[start]

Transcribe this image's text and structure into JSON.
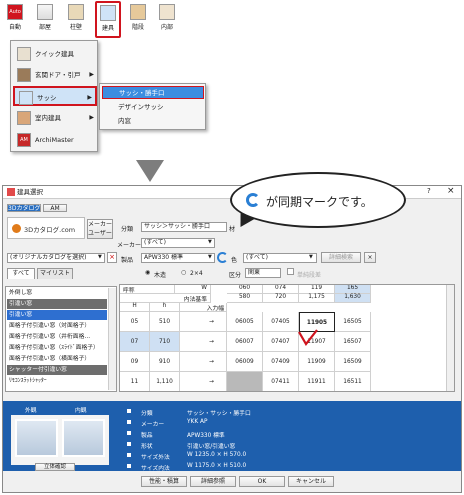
{
  "toolbar": {
    "items": [
      {
        "label": "自動",
        "icon": "auto-icon",
        "badge": "Auto"
      },
      {
        "label": "部屋",
        "icon": "room-icon"
      },
      {
        "label": "柱壁",
        "icon": "column-wall-icon"
      },
      {
        "label": "建具",
        "icon": "fitting-icon",
        "selected": true
      },
      {
        "label": "階段",
        "icon": "stairs-icon"
      },
      {
        "label": "内部",
        "icon": "interior-icon"
      }
    ]
  },
  "menu": {
    "items": [
      {
        "label": "クイック建具",
        "icon": "quick-fitting-icon"
      },
      {
        "label": "玄関ドア・引戸",
        "icon": "entrance-door-icon",
        "submenu": true
      },
      {
        "label": "サッシ",
        "icon": "sash-icon",
        "submenu": true,
        "highlighted": true
      },
      {
        "label": "室内建具",
        "icon": "interior-door-icon",
        "submenu": true
      },
      {
        "label": "ArchiMaster",
        "icon": "archimaster-icon",
        "badge": "AM"
      }
    ],
    "submenu": [
      "サッシ・勝手口",
      "デザインサッシ",
      "内窓"
    ]
  },
  "callout": {
    "text": "が同期マークです。"
  },
  "dialog": {
    "title": "建具選択",
    "logo_tabs": [
      "3Dカタログ",
      "AM"
    ],
    "catalog_logo": "3Dカタログ.com",
    "maker_user_btn": "メーカー\nユーザー",
    "fields": {
      "bunrui_label": "分類",
      "bunrui_value": "サッシ＞サッシ・勝手口",
      "material_label": "材",
      "maker_label": "メーカー",
      "maker_value": "(すべて)",
      "product_label": "製品",
      "product_value": "APW330 標準",
      "color_label": "色",
      "color_value": "(すべて)",
      "detail_btn": "詳細検索",
      "catalog_select": "(オリジナルカタログを選択)"
    },
    "tabs": [
      "すべて",
      "マイリスト"
    ],
    "structure": {
      "wood": "木造",
      "steel": "2×4",
      "kubun_label": "区分",
      "kubun_value": "関東",
      "single_label": "単純段差"
    },
    "list": [
      {
        "label": "外倒し窓",
        "type": "item"
      },
      {
        "label": "引違い窓",
        "type": "group"
      },
      {
        "label": "引違い窓",
        "type": "selected"
      },
      {
        "label": "面格子付引違い窓（対面格子）",
        "type": "item"
      },
      {
        "label": "面格子付引違い窓（井桁面格…",
        "type": "item"
      },
      {
        "label": "面格子付引違い窓（ｽﾗｲﾄﾞ面格子）",
        "type": "item"
      },
      {
        "label": "面格子付引違い窓（横面格子）",
        "type": "item"
      },
      {
        "label": "シャッター付引違い窓",
        "type": "group"
      },
      {
        "label": "ﾘﾓｺﾝｽﾗｯﾄｼｬｯﾀｰ",
        "type": "item"
      }
    ],
    "grid": {
      "h_code": "呼称",
      "h_w": "W",
      "h_inner": "内法基準",
      "h_H": "H",
      "h_h": "h",
      "h_width": "入力幅",
      "cols": [
        "060",
        "074",
        "119",
        "165"
      ],
      "widths": [
        "580",
        "720",
        "1,175",
        "1,630"
      ],
      "rows": [
        {
          "code": "05",
          "h": "510",
          "w": "→",
          "cells": [
            "06005",
            "07405",
            "11905",
            "16505"
          ]
        },
        {
          "code": "07",
          "h": "710",
          "w": "→",
          "cells": [
            "06007",
            "07407",
            "11907",
            "16507"
          ]
        },
        {
          "code": "09",
          "h": "910",
          "w": "→",
          "cells": [
            "06009",
            "07409",
            "11909",
            "16509"
          ]
        },
        {
          "code": "11",
          "h": "1,110",
          "w": "→",
          "cells": [
            "",
            "07411",
            "11911",
            "16511"
          ]
        }
      ]
    },
    "preview": {
      "outer": "外観",
      "inner": "内観",
      "confirm": "立体確認"
    },
    "info": [
      {
        "label": "分類",
        "value": "サッシ・サッシ・勝手口"
      },
      {
        "label": "メーカー",
        "value": "YKK AP"
      },
      {
        "label": "製品",
        "value": "APW330 標準"
      },
      {
        "label": "形状",
        "value": "引違い窓/引違い窓"
      },
      {
        "label": "サイズ外法",
        "value": "W 1235.0 × H 570.0"
      },
      {
        "label": "サイズ内法",
        "value": "W 1175.0 × H 510.0"
      }
    ],
    "buttons": [
      "性能・積算",
      "詳細参照",
      "OK",
      "キャンセル"
    ]
  },
  "colors": {
    "accent_red": "#d0141e",
    "blue": "#1e5fad",
    "selected_blue": "#2e6fd0"
  }
}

[end]

To be done: The records above are to be quoted exactly, with all pictures left out.

Exercise output:
Transcribe this image's text and structure into JSON.
{
  "toolbar": {
    "items": [
      {
        "label": "自動",
        "icon": "auto-icon",
        "badge": "Auto"
      },
      {
        "label": "部屋",
        "icon": "room-icon"
      },
      {
        "label": "柱壁",
        "icon": "column-wall-icon"
      },
      {
        "label": "建具",
        "icon": "fitting-icon",
        "selected": true
      },
      {
        "label": "階段",
        "icon": "stairs-icon"
      },
      {
        "label": "内部",
        "icon": "interior-icon"
      }
    ]
  },
  "menu": {
    "items": [
      {
        "label": "クイック建具",
        "icon": "quick-fitting-icon"
      },
      {
        "label": "玄関ドア・引戸",
        "icon": "entrance-door-icon",
        "submenu": true
      },
      {
        "label": "サッシ",
        "icon": "sash-icon",
        "submenu": true,
        "highlighted": true
      },
      {
        "label": "室内建具",
        "icon": "interior-door-icon",
        "submenu": true
      },
      {
        "label": "ArchiMaster",
        "icon": "archimaster-icon",
        "badge": "AM"
      }
    ],
    "submenu": [
      "サッシ・勝手口",
      "デザインサッシ",
      "内窓"
    ]
  },
  "callout": {
    "text": "が同期マークです。"
  },
  "dialog": {
    "title": "建具選択",
    "logo_tabs": [
      "3Dカタログ",
      "AM"
    ],
    "catalog_logo": "3Dカタログ.com",
    "maker_user_btn": "メーカー\nユーザー",
    "fields": {
      "bunrui_label": "分類",
      "bunrui_value": "サッシ＞サッシ・勝手口",
      "material_label": "材",
      "maker_label": "メーカー",
      "maker_value": "(すべて)",
      "product_label": "製品",
      "product_value": "APW330 標準",
      "color_label": "色",
      "color_value": "(すべて)",
      "detail_btn": "詳細検索",
      "catalog_select": "(オリジナルカタログを選択)"
    },
    "tabs": [
      "すべて",
      "マイリスト"
    ],
    "structure": {
      "wood": "木造",
      "steel": "2×4",
      "kubun_label": "区分",
      "kubun_value": "関東",
      "single_label": "単純段差"
    },
    "list": [
      {
        "label": "外倒し窓",
        "type": "item"
      },
      {
        "label": "引違い窓",
        "type": "group"
      },
      {
        "label": "引違い窓",
        "type": "selected"
      },
      {
        "label": "面格子付引違い窓（対面格子）",
        "type": "item"
      },
      {
        "label": "面格子付引違い窓（井桁面格…",
        "type": "item"
      },
      {
        "label": "面格子付引違い窓（ｽﾗｲﾄﾞ面格子）",
        "type": "item"
      },
      {
        "label": "面格子付引違い窓（横面格子）",
        "type": "item"
      },
      {
        "label": "シャッター付引違い窓",
        "type": "group"
      },
      {
        "label": "ﾘﾓｺﾝｽﾗｯﾄｼｬｯﾀｰ",
        "type": "item"
      }
    ],
    "grid": {
      "h_code": "呼称",
      "h_w": "W",
      "h_inner": "内法基準",
      "h_H": "H",
      "h_h": "h",
      "h_width": "入力幅",
      "cols": [
        "060",
        "074",
        "119",
        "165"
      ],
      "widths": [
        "580",
        "720",
        "1,175",
        "1,630"
      ],
      "rows": [
        {
          "code": "05",
          "h": "510",
          "w": "→",
          "cells": [
            "06005",
            "07405",
            "11905",
            "16505"
          ]
        },
        {
          "code": "07",
          "h": "710",
          "w": "→",
          "cells": [
            "06007",
            "07407",
            "11907",
            "16507"
          ]
        },
        {
          "code": "09",
          "h": "910",
          "w": "→",
          "cells": [
            "06009",
            "07409",
            "11909",
            "16509"
          ]
        },
        {
          "code": "11",
          "h": "1,110",
          "w": "→",
          "cells": [
            "",
            "07411",
            "11911",
            "16511"
          ]
        }
      ]
    },
    "preview": {
      "outer": "外観",
      "inner": "内観",
      "confirm": "立体確認"
    },
    "info": [
      {
        "label": "分類",
        "value": "サッシ・サッシ・勝手口"
      },
      {
        "label": "メーカー",
        "value": "YKK AP"
      },
      {
        "label": "製品",
        "value": "APW330 標準"
      },
      {
        "label": "形状",
        "value": "引違い窓/引違い窓"
      },
      {
        "label": "サイズ外法",
        "value": "W 1235.0 × H 570.0"
      },
      {
        "label": "サイズ内法",
        "value": "W 1175.0 × H 510.0"
      }
    ],
    "buttons": [
      "性能・積算",
      "詳細参照",
      "OK",
      "キャンセル"
    ]
  },
  "colors": {
    "accent_red": "#d0141e",
    "blue": "#1e5fad",
    "selected_blue": "#2e6fd0"
  }
}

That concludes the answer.